◆ TEXT SHOWN
Notice all the warnings are for attempting to load version 11 of Cuda but it's only for some of the libraries. The version 10 ones load fine.
This is the output of nvcc --version
nvcc: NVIDIA (R) Cuda compiler driver
Copyright (c) 2005-2019 NVIDIA Corporation
Built on Fri_Feb__8_19:08:17_PST_2019
Cuda compilation tools, release 10.1, V10.1.105
This is the output of nvidia-smi
+-----------------------------------------------------------------------------+
| NVIDIA-SMI 455.38 Driver Version: 455.38 CUDA Version: 11.1 |
|-------------------------------+----------------------+----------------------+
| GPU Name Persistence-M| Bus-Id Disp.A | Volatile Uncorr. ECC |
| Fan Temp Perf Pwr:Usage/Cap| Memory-Usage | GPU-Util Compute M. |
| | | MIG M. |
|===============================+======================+======================|
| 0 GeForce GTX 1060 Off | 00000000:01:00.0 Off | N/A |
| N/A 53C P0 26W / N/A | 585MiB / 6069MiB | 4% Default |
| | | N/A |
+-------------------------------+----------------------+----------------------+
+-----------------------------------------------------------------------------+
| Processes: |
| GPU GI CI PID Type Process name GPU Memory |
| ID ID Usage |
|=============================================================================|
| 0 N/A N/A 2999 G /usr/lib/xorg/Xorg 101MiB |
| 0 N/A N/A 3479 G /usr/lib/xorg/Xorg 255MiB |
| 0 N/A N/A 3720 G /usr/bin/gnome-shell 88MiB |
| 0 N/A N/A 6487 G ...AAAAAAAA== --shared-files 45MiB |
| 0 N/A N/A 6959 G ...AAAAAAAA== --shared-files 40MiB |
| 0 N/A N/A 11642 G ...AAAAAAAA== --shared-files 21MiB |
| 0 N/A N/A 25206 G WickrMe 17MiB |
+-----------------------------------------------------------------------------+
I see that the driver version in the output of nvidia-smi is version 11, but as I understand it, that has nothing to do with cuda runtime. That is simply the version up to which the driver supports. Correct me if I'm wrong.

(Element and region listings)
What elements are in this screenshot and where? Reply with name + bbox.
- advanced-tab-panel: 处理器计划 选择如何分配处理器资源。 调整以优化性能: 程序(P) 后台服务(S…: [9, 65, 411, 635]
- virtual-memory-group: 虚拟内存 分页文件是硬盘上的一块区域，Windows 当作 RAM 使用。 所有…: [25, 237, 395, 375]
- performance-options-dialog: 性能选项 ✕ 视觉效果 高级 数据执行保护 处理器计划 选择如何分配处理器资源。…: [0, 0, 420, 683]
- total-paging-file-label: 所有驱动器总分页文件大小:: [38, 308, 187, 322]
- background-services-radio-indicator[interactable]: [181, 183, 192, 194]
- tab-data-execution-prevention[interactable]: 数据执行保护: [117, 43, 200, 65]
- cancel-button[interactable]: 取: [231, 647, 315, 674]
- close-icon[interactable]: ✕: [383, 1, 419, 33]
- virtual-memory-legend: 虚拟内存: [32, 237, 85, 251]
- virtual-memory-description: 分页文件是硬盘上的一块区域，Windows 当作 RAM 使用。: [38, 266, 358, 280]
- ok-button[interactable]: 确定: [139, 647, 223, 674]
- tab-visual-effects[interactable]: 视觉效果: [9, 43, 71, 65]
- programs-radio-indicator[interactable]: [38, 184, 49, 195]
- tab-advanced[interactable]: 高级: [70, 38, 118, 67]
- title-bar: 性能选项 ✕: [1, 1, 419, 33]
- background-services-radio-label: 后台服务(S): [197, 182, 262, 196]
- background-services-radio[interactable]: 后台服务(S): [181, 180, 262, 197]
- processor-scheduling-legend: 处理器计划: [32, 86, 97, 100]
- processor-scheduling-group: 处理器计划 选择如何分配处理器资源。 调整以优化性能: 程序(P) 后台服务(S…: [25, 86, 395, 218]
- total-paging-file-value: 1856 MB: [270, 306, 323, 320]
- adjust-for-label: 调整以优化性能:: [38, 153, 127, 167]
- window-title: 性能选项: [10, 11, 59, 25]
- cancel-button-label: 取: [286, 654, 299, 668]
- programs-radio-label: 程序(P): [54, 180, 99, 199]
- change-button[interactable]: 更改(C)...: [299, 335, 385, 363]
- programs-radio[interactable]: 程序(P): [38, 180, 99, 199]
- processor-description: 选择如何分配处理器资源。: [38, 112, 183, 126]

◆ GIVEN REQUEST A
In the forum post, which release of the Cuda compilation tools does the nvcc --version output report?
◆ GIVEN REQUEST B
Write out the stretch of the entries from their start through the line containing "183, 192, 194]" as a numbered list, omitting any blank lines.

◆ FINISHED ANSWER A
Release 10.1, V10.1.105.

◆ FINISHED ANSWER B
1. What elements are in this screenshot and where? Reply with name + bbox.
2. - advanced-tab-panel: 处理器计划 选择如何分配处理器资源。 调整以优化性能: 程序(P) 后台服务(S…: [9, 65, 411, 635]
3. - virtual-memory-group: 虚拟内存 分页文件是硬盘上的一块区域，Windows 当作 RAM 使用。 所有…: [25, 237, 395, 375]
4. - performance-options-dialog: 性能选项 ✕ 视觉效果 高级 数据执行保护 处理器计划 选择如何分配处理器资源。…: [0, 0, 420, 683]
5. - total-paging-file-label: 所有驱动器总分页文件大小:: [38, 308, 187, 322]
6. - background-services-radio-indicator[interactable]: [181, 183, 192, 194]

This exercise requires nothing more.